### Exercise prompt
Copy out, from the entries below, each line holding the string "trop".

Data listing:
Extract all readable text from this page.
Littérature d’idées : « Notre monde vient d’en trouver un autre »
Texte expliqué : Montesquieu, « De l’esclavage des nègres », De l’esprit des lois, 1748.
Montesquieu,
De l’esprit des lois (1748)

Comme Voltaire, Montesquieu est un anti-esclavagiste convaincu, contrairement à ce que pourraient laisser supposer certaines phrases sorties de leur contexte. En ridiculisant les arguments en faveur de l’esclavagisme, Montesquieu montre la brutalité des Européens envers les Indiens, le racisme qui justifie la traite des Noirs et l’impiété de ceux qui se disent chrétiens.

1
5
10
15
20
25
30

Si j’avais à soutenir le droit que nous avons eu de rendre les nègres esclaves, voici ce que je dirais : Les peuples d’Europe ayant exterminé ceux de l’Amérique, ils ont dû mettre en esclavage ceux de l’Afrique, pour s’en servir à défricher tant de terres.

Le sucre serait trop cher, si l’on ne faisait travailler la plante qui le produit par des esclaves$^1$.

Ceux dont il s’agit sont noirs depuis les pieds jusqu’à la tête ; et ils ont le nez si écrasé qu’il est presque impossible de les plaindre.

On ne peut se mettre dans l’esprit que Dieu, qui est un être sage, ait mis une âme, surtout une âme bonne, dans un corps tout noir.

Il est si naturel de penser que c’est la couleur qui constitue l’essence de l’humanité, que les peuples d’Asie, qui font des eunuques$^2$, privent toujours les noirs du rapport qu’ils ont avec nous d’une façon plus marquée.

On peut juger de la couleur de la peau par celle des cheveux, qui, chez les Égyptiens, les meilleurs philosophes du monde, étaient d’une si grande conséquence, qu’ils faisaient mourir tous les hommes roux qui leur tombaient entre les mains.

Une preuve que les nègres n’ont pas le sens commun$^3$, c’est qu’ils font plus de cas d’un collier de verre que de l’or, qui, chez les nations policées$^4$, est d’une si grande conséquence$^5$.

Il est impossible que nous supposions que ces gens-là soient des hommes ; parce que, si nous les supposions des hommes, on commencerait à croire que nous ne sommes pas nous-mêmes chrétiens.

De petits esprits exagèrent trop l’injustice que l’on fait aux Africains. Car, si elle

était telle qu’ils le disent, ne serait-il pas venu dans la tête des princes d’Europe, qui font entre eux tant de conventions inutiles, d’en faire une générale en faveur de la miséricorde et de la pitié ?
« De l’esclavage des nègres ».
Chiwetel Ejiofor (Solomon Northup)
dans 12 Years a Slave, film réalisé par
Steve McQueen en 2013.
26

### The response
Le sucre serait trop cher, si l’on ne faisait travailler la plante qui le produit par des esclaves$^1$.
De petits esprits exagèrent trop l’injustice que l’on fait aux Africains. Car, si elle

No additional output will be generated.